#### Problem to work on
Write the records below out again exactly as given, with no images.

----- Data lines -----

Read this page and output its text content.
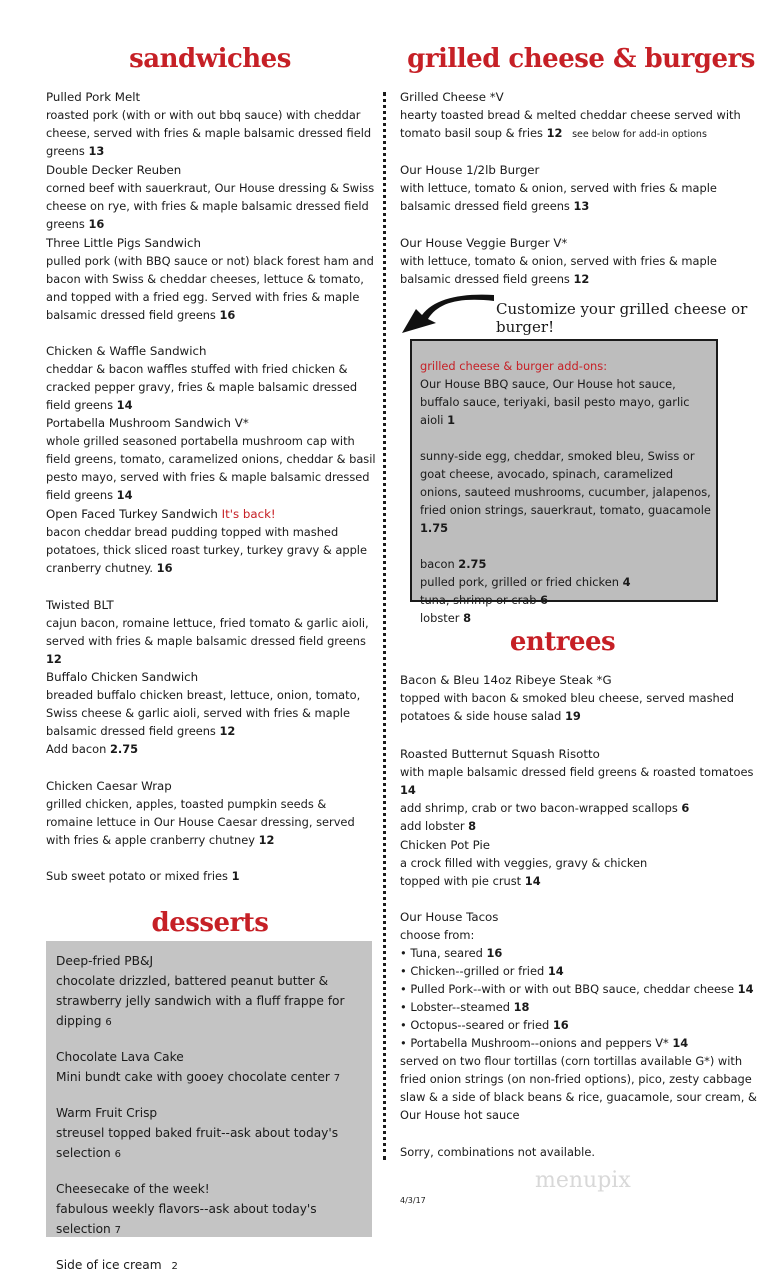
sandwiches
Pulled Pork Melt
roasted pork (with or with out bbq sauce) with cheddar cheese, served with fries & maple balsamic dressed field greens 13
Double Decker Reuben
corned beef with sauerkraut, Our House dressing & Swiss cheese on rye, with fries & maple balsamic dressed field greens 16
Three Little Pigs Sandwich
pulled pork (with BBQ sauce or not) black forest ham and bacon with Swiss & cheddar cheeses, lettuce & tomato, and topped with a fried egg. Served with fries & maple balsamic dressed field greens 16
Chicken & Waffle Sandwich
cheddar & bacon waffles stuffed with fried chicken & cracked pepper gravy, fries & maple balsamic dressed field greens 14
Portabella Mushroom Sandwich V*
whole grilled seasoned portabella mushroom cap with field greens, tomato, caramelized onions, cheddar & basil pesto mayo, served with fries & maple balsamic dressed field greens 14
Open Faced Turkey Sandwich It's back!
bacon cheddar bread pudding topped with mashed potatoes, thick sliced roast turkey, turkey gravy & apple cranberry chutney. 16
Twisted BLT
cajun bacon, romaine lettuce, fried tomato & garlic aioli, served with fries & maple balsamic dressed field greens 12
Buffalo Chicken Sandwich
breaded buffalo chicken breast, lettuce, onion, tomato, Swiss cheese & garlic aioli, served with fries & maple balsamic dressed field greens 12
Add bacon 2.75
Chicken Caesar Wrap
grilled chicken, apples, toasted pumpkin seeds & romaine lettuce in Our House Caesar dressing, served with fries & apple cranberry chutney 12
Sub sweet potato or mixed fries 1
desserts
Deep-fried PB&J
chocolate drizzled, battered peanut butter & strawberry jelly sandwich with a fluff frappe for dipping 6
Chocolate Lava Cake
Mini bundt cake with gooey chocolate center 7
Warm Fruit Crisp
streusel topped baked fruit--ask about today's selection 6
Cheesecake of the week!
fabulous weekly flavors--ask about today's selection 7
Side of ice cream 2
grilled cheese & burgers
Grilled Cheese *V
hearty toasted bread & melted cheddar cheese served with tomato basil soup & fries 12 see below for add-in options
Our House 1/2lb Burger
with lettuce, tomato & onion, served with fries & maple balsamic dressed field greens 13
Our House Veggie Burger V*
with lettuce, tomato & onion, served with fries & maple balsamic dressed field greens 12
Customize your grilled cheese or burger!
grilled cheese & burger add-ons:
Our House BBQ sauce, Our House hot sauce, buffalo sauce, teriyaki, basil pesto mayo, garlic aioli 1
sunny-side egg, cheddar, smoked bleu, Swiss or goat cheese, avocado, spinach, caramelized onions, sauteed mushrooms, cucumber, jalapenos, fried onion strings, sauerkraut, tomato, guacamole 1.75
bacon 2.75
pulled pork, grilled or fried chicken 4
tuna, shrimp or crab 6
lobster 8
entrees
Bacon & Bleu 14oz Ribeye Steak *G
topped with bacon & smoked bleu cheese, served mashed potatoes & side house salad 19
Roasted Butternut Squash Risotto
with maple balsamic dressed field greens & roasted tomatoes 14
add shrimp, crab or two bacon-wrapped scallops 6
add lobster 8
Chicken Pot Pie
a crock filled with veggies, gravy & chicken topped with pie crust 14
Our House Tacos
choose from:
• Tuna, seared 16
• Chicken--grilled or fried 14
• Pulled Pork--with or with out BBQ sauce, cheddar cheese 14
• Lobster--steamed 18
• Octopus--seared or fried 16
• Portabella Mushroom--onions and peppers V* 14
served on two flour tortillas (corn tortillas available G*) with fried onion strings (on non-fried options), pico, zesty cabbage slaw & a side of black beans & rice, guacamole, sour cream, & Our House hot sauce
Sorry, combinations not available.
4/3/17
menupix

-----

#### The result
Read this page and output its text content.
sandwiches
Pulled Pork Melt
roasted pork (with or with out bbq sauce) with cheddar cheese, served with fries & maple balsamic dressed field greens 13
Double Decker Reuben
corned beef with sauerkraut, Our House dressing & Swiss cheese on rye, with fries & maple balsamic dressed field greens 16
Three Little Pigs Sandwich
pulled pork (with BBQ sauce or not) black forest ham and bacon with Swiss & cheddar cheeses, lettuce & tomato, and topped with a fried egg. Served with fries & maple balsamic dressed field greens 16
Chicken & Waffle Sandwich
cheddar & bacon waffles stuffed with fried chicken & cracked pepper gravy, fries & maple balsamic dressed field greens 14
Portabella Mushroom Sandwich V*
whole grilled seasoned portabella mushroom cap with field greens, tomato, caramelized onions, cheddar & basil pesto mayo, served with fries & maple balsamic dressed field greens 14
Open Faced Turkey Sandwich It's back!
bacon cheddar bread pudding topped with mashed potatoes, thick sliced roast turkey, turkey gravy & apple cranberry chutney. 16
Twisted BLT
cajun bacon, romaine lettuce, fried tomato & garlic aioli, served with fries & maple balsamic dressed field greens 12
Buffalo Chicken Sandwich
breaded buffalo chicken breast, lettuce, onion, tomato, Swiss cheese & garlic aioli, served with fries & maple balsamic dressed field greens 12
Add bacon 2.75
Chicken Caesar Wrap
grilled chicken, apples, toasted pumpkin seeds & romaine lettuce in Our House Caesar dressing, served with fries & apple cranberry chutney 12
Sub sweet potato or mixed fries 1
desserts
Deep-fried PB&J
chocolate drizzled, battered peanut butter & strawberry jelly sandwich with a fluff frappe for dipping 6
Chocolate Lava Cake
Mini bundt cake with gooey chocolate center 7
Warm Fruit Crisp
streusel topped baked fruit--ask about today's selection 6
Cheesecake of the week!
fabulous weekly flavors--ask about today's selection 7
Side of ice cream 2
grilled cheese & burgers
Grilled Cheese *V
hearty toasted bread & melted cheddar cheese served with tomato basil soup & fries 12 see below for add-in options
Our House 1/2lb Burger
with lettuce, tomato & onion, served with fries & maple balsamic dressed field greens 13
Our House Veggie Burger V*
with lettuce, tomato & onion, served with fries & maple balsamic dressed field greens 12
Customize your grilled cheese or burger!
grilled cheese & burger add-ons:
Our House BBQ sauce, Our House hot sauce, buffalo sauce, teriyaki, basil pesto mayo, garlic aioli 1
sunny-side egg, cheddar, smoked bleu, Swiss or goat cheese, avocado, spinach, caramelized onions, sauteed mushrooms, cucumber, jalapenos, fried onion strings, sauerkraut, tomato, guacamole 1.75
bacon 2.75
pulled pork, grilled or fried chicken 4
tuna, shrimp or crab 6
lobster 8
entrees
Bacon & Bleu 14oz Ribeye Steak *G
topped with bacon & smoked bleu cheese, served mashed potatoes & side house salad 19
Roasted Butternut Squash Risotto
with maple balsamic dressed field greens & roasted tomatoes 14
add shrimp, crab or two bacon-wrapped scallops 6
add lobster 8
Chicken Pot Pie
a crock filled with veggies, gravy & chicken topped with pie crust 14
Our House Tacos
choose from:
• Tuna, seared 16
• Chicken--grilled or fried 14
• Pulled Pork--with or with out BBQ sauce, cheddar cheese 14
• Lobster--steamed 18
• Octopus--seared or fried 16
• Portabella Mushroom--onions and peppers V* 14
served on two flour tortillas (corn tortillas available G*) with fried onion strings (on non-fried options), pico, zesty cabbage slaw & a side of black beans & rice, guacamole, sour cream, & Our House hot sauce
Sorry, combinations not available.
4/3/17
menupix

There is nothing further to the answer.